Wherever the string "Autónomas" appears in a line, extract that line.

►

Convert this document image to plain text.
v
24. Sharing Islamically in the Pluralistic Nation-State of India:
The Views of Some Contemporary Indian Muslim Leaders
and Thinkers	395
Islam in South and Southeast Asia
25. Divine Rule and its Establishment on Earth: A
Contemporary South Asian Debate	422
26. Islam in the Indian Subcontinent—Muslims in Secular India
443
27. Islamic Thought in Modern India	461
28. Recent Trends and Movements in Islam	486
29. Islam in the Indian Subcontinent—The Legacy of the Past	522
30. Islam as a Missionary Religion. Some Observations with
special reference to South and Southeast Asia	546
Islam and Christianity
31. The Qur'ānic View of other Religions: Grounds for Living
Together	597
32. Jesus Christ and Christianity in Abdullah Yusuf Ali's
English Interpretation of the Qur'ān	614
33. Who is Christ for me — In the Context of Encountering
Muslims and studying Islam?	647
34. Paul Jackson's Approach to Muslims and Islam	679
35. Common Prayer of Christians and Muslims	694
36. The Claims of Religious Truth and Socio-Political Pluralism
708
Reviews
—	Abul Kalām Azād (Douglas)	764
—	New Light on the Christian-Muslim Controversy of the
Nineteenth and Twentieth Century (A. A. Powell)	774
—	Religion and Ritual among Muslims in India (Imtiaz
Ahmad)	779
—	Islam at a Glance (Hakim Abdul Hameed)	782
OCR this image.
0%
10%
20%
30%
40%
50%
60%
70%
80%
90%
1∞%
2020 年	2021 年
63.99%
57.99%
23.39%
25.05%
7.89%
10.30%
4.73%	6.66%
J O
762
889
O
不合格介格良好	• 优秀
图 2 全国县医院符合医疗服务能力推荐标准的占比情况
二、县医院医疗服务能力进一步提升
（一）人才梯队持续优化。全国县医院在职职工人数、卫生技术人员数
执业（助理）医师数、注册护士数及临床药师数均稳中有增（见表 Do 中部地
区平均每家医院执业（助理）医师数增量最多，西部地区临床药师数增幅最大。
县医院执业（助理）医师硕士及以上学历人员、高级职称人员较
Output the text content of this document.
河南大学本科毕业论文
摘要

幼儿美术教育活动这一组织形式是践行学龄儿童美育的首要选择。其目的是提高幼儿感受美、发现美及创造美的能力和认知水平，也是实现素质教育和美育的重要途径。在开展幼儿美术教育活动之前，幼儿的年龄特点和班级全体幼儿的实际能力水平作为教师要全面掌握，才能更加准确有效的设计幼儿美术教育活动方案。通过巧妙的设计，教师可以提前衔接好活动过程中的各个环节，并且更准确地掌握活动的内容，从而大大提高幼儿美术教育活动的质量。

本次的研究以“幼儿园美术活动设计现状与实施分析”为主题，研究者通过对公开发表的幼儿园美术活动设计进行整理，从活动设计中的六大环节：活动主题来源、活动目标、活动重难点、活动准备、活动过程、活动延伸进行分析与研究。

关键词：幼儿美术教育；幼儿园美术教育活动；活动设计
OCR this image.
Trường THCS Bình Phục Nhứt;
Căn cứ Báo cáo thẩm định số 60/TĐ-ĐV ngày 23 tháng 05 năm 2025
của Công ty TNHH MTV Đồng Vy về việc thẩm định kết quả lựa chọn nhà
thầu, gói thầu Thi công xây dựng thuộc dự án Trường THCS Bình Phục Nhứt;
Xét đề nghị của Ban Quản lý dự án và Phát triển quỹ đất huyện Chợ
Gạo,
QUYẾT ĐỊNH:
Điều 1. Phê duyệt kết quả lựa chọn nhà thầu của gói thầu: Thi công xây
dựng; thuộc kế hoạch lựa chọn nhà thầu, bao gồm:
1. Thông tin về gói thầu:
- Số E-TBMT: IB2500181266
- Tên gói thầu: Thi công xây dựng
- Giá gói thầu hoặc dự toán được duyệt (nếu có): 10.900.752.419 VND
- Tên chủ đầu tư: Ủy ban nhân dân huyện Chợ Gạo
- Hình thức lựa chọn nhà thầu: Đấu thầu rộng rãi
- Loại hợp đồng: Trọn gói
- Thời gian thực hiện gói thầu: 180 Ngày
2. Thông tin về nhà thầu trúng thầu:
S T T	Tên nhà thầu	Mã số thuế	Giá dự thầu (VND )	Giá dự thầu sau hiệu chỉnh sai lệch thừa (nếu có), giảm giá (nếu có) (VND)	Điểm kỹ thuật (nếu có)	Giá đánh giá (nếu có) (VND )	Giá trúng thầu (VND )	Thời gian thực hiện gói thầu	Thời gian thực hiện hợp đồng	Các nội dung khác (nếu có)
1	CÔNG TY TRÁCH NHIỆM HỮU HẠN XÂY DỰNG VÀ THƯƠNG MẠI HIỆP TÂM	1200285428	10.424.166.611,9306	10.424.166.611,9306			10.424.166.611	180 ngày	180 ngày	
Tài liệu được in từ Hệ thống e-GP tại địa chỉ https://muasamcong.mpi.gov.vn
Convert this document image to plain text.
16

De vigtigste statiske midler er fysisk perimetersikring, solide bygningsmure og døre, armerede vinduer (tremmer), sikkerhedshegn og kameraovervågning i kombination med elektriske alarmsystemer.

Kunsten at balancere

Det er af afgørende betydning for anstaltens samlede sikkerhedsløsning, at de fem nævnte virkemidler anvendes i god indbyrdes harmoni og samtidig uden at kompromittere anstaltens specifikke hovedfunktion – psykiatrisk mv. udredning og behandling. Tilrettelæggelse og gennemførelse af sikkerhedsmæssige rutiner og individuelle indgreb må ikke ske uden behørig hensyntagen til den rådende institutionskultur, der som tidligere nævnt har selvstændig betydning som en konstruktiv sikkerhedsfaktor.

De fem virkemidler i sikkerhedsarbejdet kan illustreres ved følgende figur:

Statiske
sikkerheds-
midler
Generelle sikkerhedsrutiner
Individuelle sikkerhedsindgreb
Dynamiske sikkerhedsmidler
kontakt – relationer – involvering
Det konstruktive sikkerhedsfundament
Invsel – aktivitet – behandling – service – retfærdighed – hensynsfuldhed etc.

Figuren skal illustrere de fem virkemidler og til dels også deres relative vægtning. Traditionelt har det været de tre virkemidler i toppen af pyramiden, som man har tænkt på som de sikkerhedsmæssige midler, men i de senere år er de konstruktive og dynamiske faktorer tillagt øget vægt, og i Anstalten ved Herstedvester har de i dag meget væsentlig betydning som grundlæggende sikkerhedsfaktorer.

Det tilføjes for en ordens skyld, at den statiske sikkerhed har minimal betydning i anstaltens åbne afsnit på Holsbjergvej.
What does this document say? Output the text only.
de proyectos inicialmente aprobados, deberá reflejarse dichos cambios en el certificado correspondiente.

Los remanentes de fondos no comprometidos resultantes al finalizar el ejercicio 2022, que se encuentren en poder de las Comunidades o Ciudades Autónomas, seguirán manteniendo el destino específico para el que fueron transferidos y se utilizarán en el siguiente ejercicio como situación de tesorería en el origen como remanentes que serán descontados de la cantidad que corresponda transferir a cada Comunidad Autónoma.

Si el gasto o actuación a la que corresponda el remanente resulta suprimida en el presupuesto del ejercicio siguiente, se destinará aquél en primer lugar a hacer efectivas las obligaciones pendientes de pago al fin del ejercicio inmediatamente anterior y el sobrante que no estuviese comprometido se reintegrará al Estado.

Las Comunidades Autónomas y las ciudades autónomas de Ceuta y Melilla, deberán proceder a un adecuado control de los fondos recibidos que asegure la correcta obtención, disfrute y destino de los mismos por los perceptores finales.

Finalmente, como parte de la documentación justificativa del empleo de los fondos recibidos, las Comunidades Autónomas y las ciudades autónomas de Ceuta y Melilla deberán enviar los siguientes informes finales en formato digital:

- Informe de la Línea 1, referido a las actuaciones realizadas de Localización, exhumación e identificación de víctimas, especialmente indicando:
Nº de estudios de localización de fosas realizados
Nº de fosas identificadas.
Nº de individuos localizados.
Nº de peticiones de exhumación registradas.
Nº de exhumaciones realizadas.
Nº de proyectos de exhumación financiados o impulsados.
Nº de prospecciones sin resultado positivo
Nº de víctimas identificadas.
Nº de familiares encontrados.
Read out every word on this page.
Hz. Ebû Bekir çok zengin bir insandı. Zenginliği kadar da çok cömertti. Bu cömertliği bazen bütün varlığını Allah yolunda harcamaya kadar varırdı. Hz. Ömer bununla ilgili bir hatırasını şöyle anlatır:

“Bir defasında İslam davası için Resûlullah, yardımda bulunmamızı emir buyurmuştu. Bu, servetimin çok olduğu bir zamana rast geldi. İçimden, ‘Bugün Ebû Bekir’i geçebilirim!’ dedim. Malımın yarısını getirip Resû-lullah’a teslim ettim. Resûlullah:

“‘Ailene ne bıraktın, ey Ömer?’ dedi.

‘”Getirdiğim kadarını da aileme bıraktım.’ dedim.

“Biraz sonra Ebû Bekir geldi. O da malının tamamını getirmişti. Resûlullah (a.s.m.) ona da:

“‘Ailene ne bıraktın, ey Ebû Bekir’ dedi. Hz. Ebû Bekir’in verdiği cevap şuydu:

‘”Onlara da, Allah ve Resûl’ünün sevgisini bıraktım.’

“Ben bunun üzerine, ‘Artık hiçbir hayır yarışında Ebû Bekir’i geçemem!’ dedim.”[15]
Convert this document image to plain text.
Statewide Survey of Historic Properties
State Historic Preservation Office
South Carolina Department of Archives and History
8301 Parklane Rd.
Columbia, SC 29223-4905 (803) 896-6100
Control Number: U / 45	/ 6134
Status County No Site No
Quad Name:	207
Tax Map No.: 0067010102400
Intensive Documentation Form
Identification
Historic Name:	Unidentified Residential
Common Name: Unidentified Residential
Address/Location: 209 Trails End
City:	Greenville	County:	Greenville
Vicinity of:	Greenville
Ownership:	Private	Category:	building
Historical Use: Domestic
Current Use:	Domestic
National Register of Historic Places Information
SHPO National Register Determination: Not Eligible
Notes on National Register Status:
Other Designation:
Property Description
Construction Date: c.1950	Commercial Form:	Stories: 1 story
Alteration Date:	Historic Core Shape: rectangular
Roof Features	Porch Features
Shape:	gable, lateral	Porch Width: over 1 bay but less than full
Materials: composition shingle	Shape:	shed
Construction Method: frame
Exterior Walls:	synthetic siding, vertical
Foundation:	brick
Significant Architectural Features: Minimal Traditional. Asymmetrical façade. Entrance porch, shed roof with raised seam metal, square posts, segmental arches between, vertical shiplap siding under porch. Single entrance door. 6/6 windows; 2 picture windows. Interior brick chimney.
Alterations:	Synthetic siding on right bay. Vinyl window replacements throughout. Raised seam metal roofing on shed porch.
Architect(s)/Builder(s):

◄

_In response_
Los remanentes de fondos no comprometidos resultantes al finalizar el ejercicio 2022, que se encuentren en poder de las Comunidades o Ciudades Autónomas, seguirán manteniendo el destino específico para el que fueron transferidos y se utilizarán en el siguiente ejercicio como situación de tesorería en el origen como remanentes que serán descontados de la cantidad que corresponda transferir a cada Comunidad Autónoma.
Las Comunidades Autónomas y las ciudades autónomas de Ceuta y Melilla, deberán proceder a un adecuado control de los fondos recibidos que asegure la correcta obtención, disfrute y destino de los mismos por los perceptores finales.
Finalmente, como parte de la documentación justificativa del empleo de los fondos recibidos, las Comunidades Autónomas y las ciudades autónomas de Ceuta y Melilla deberán enviar los siguientes informes finales en formato digital:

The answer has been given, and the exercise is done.